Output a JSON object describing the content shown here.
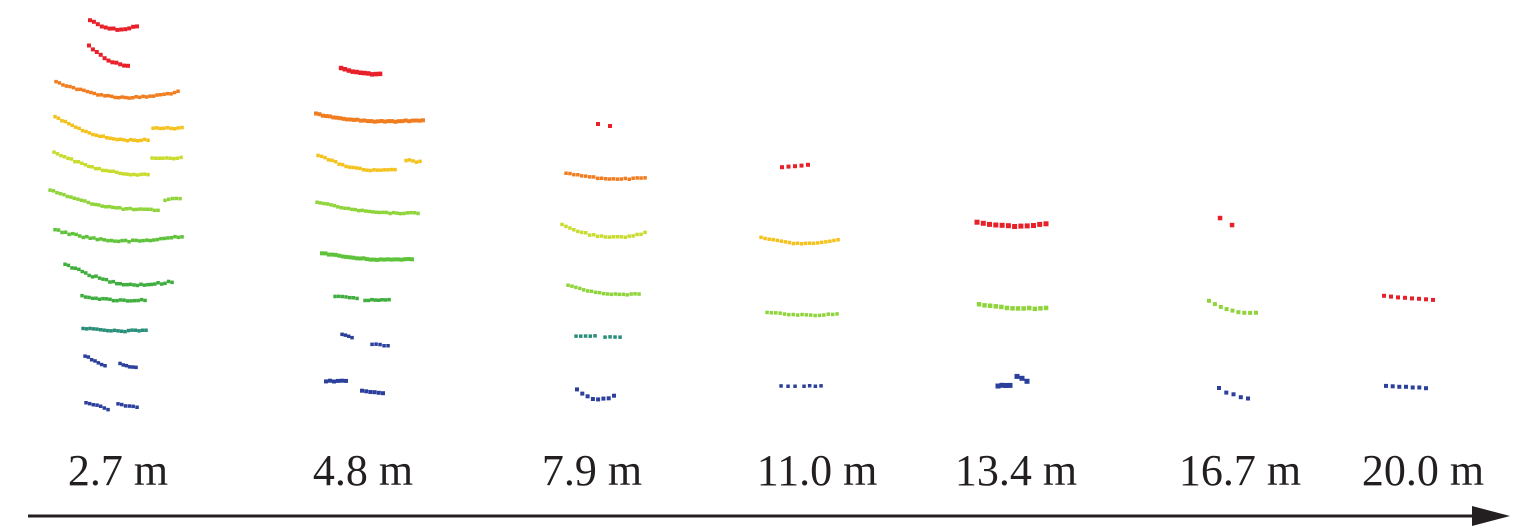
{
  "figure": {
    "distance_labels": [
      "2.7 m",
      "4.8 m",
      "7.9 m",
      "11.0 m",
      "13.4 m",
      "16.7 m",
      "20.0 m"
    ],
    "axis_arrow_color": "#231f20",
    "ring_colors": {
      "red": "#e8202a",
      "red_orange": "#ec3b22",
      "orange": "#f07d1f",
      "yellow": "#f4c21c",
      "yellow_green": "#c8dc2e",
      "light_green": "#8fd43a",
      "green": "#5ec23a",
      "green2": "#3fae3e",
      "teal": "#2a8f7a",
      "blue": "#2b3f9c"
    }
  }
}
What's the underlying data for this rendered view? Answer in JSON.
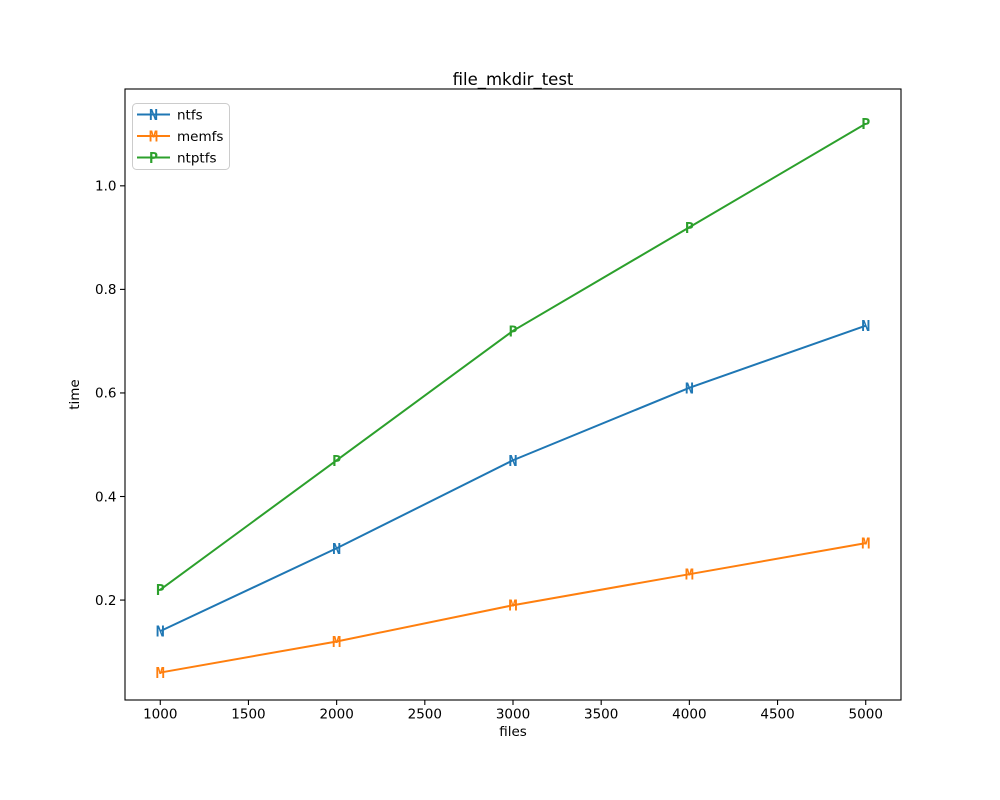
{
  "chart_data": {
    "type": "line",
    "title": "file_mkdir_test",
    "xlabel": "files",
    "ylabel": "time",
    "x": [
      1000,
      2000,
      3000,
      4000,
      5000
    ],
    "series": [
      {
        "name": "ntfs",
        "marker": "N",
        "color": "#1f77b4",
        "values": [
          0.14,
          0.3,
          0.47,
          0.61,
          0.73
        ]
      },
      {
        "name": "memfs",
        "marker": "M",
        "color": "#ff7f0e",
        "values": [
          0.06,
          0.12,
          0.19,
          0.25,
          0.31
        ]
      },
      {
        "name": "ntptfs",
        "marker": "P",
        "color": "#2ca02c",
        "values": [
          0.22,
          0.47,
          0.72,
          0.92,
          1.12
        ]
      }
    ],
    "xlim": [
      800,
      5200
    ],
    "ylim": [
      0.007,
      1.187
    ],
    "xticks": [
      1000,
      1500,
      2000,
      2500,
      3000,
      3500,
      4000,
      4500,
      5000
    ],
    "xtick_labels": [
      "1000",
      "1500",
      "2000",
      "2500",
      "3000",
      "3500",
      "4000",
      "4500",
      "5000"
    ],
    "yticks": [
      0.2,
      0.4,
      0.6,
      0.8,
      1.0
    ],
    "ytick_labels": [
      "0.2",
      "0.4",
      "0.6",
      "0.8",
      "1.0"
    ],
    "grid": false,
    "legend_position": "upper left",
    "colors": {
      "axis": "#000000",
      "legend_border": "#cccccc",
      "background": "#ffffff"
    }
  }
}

• • • • •

■ **WORK INSTRUCTIONS**
Copy every record above exactly, leaving out any pictures.

■ **THE SOLUTION**
Output a JSON object describing the content shown here.
{
  "figure": {
    "distance_labels": [
      "2.7 m",
      "4.8 m",
      "7.9 m",
      "11.0 m",
      "13.4 m",
      "16.7 m",
      "20.0 m"
    ],
    "axis_arrow_color": "#231f20",
    "ring_colors": {
      "red": "#e8202a",
      "red_orange": "#ec3b22",
      "orange": "#f07d1f",
      "yellow": "#f4c21c",
      "yellow_green": "#c8dc2e",
      "light_green": "#8fd43a",
      "green": "#5ec23a",
      "green2": "#3fae3e",
      "teal": "#2a8f7a",
      "blue": "#2b3f9c"
    }
  }
}
What's the underlying data for this rendered view? Answer in JSON.
{
  "chart_data": {
    "type": "line",
    "title": "file_mkdir_test",
    "xlabel": "files",
    "ylabel": "time",
    "x": [
      1000,
      2000,
      3000,
      4000,
      5000
    ],
    "series": [
      {
        "name": "ntfs",
        "marker": "N",
        "color": "#1f77b4",
        "values": [
          0.14,
          0.3,
          0.47,
          0.61,
          0.73
        ]
      },
      {
        "name": "memfs",
        "marker": "M",
        "color": "#ff7f0e",
        "values": [
          0.06,
          0.12,
          0.19,
          0.25,
          0.31
        ]
      },
      {
        "name": "ntptfs",
        "marker": "P",
        "color": "#2ca02c",
        "values": [
          0.22,
          0.47,
          0.72,
          0.92,
          1.12
        ]
      }
    ],
    "xlim": [
      800,
      5200
    ],
    "ylim": [
      0.007,
      1.187
    ],
    "xticks": [
      1000,
      1500,
      2000,
      2500,
      3000,
      3500,
      4000,
      4500,
      5000
    ],
    "xtick_labels": [
      "1000",
      "1500",
      "2000",
      "2500",
      "3000",
      "3500",
      "4000",
      "4500",
      "5000"
    ],
    "yticks": [
      0.2,
      0.4,
      0.6,
      0.8,
      1.0
    ],
    "ytick_labels": [
      "0.2",
      "0.4",
      "0.6",
      "0.8",
      "1.0"
    ],
    "grid": false,
    "legend_position": "upper left",
    "colors": {
      "axis": "#000000",
      "legend_border": "#cccccc",
      "background": "#ffffff"
    }
  }
}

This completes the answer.